STORED DATA
⁂

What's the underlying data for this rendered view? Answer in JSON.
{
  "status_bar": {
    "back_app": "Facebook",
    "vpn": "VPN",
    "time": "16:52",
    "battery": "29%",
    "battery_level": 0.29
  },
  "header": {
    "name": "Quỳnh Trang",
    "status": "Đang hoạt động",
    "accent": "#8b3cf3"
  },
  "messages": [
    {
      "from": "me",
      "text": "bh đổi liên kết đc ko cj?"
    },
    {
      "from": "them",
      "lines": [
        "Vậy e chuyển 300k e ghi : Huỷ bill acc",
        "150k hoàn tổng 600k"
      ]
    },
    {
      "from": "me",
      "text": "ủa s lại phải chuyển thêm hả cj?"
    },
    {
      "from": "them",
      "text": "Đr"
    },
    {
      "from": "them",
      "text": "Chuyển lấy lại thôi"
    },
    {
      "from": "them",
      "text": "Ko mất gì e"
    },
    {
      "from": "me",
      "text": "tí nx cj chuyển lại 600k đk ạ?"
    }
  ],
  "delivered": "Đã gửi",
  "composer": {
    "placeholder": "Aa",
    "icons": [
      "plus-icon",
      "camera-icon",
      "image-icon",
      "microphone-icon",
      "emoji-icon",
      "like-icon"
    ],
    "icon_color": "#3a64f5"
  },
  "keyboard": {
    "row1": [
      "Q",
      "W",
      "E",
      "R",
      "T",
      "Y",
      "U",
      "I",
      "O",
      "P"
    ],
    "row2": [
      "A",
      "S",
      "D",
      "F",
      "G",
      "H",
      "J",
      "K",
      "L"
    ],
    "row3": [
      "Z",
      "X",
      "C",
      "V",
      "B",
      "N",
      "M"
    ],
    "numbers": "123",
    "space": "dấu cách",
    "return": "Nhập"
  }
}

⁂

Out of the material above, select every line that holds the string "text".

RESULT OF THIS EXERCISE
      "text": "bh đổi liên kết đc ko cj?"
      "text": "ủa s lại phải chuyển thêm hả cj?"
      "text": "Đr"
      "text": "Chuyển lấy lại thôi"
      "text": "Ko mất gì e"
      "text": "tí nx cj chuyển lại 600k đk ạ?"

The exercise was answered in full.